> DESCRIPTION OF THE TASK: Every line with the word "Glycerol" in it should be extracted from the data that follows.
━━━
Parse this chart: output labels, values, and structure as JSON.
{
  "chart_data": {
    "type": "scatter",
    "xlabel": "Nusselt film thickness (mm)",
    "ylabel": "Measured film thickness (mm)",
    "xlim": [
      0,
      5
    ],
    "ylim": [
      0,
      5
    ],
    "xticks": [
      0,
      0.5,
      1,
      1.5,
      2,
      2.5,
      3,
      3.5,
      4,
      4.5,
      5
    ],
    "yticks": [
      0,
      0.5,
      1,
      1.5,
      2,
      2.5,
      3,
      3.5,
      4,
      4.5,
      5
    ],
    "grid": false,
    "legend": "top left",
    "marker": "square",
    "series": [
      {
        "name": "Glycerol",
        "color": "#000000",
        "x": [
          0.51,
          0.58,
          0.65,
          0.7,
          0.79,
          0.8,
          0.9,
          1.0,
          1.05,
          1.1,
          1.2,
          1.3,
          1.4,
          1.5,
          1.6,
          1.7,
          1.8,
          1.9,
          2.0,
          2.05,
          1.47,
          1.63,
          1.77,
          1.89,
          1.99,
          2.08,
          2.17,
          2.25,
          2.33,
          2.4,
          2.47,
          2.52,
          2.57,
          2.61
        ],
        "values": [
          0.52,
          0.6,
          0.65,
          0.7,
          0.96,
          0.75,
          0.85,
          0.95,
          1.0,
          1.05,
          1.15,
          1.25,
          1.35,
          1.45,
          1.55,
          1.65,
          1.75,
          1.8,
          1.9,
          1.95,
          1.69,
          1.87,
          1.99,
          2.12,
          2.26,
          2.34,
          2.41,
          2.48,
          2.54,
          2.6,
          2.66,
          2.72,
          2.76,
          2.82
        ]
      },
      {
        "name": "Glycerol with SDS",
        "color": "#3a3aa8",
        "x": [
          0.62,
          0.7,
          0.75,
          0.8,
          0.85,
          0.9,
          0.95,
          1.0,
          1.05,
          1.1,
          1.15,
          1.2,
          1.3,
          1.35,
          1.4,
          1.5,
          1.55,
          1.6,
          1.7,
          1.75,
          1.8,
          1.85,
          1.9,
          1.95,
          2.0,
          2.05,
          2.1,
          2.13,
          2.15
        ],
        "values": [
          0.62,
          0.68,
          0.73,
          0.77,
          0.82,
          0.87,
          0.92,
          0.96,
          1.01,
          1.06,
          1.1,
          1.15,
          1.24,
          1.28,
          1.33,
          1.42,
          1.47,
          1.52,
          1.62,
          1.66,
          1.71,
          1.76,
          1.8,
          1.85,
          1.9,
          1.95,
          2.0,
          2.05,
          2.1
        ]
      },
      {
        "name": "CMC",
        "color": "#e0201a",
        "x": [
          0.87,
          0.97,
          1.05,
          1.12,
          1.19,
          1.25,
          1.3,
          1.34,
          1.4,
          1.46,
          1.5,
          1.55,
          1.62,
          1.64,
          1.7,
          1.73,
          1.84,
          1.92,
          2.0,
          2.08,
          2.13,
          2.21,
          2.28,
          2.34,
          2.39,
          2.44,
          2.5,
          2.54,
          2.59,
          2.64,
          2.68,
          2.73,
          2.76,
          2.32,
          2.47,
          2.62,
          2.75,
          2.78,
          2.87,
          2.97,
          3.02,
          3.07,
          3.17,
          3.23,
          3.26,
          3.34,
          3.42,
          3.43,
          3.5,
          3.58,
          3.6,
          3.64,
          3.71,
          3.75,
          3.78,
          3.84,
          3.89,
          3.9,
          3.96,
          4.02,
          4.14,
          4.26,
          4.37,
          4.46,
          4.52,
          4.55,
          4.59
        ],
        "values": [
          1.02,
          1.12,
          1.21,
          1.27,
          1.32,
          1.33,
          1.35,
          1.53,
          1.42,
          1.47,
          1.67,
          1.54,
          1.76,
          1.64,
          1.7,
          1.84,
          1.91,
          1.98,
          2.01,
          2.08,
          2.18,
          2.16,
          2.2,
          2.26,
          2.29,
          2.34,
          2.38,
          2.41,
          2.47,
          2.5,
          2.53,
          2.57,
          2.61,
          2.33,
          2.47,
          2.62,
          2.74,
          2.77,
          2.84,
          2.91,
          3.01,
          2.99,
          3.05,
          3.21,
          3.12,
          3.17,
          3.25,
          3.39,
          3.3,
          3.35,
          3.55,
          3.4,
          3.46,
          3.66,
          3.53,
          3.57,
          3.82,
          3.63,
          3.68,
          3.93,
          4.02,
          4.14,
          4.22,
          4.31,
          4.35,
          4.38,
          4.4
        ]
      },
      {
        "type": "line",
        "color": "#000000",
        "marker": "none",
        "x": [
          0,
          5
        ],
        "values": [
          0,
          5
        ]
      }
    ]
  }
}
━━━
> OUTPUT:
        "name": "Glycerol",
        "name": "Glycerol with SDS",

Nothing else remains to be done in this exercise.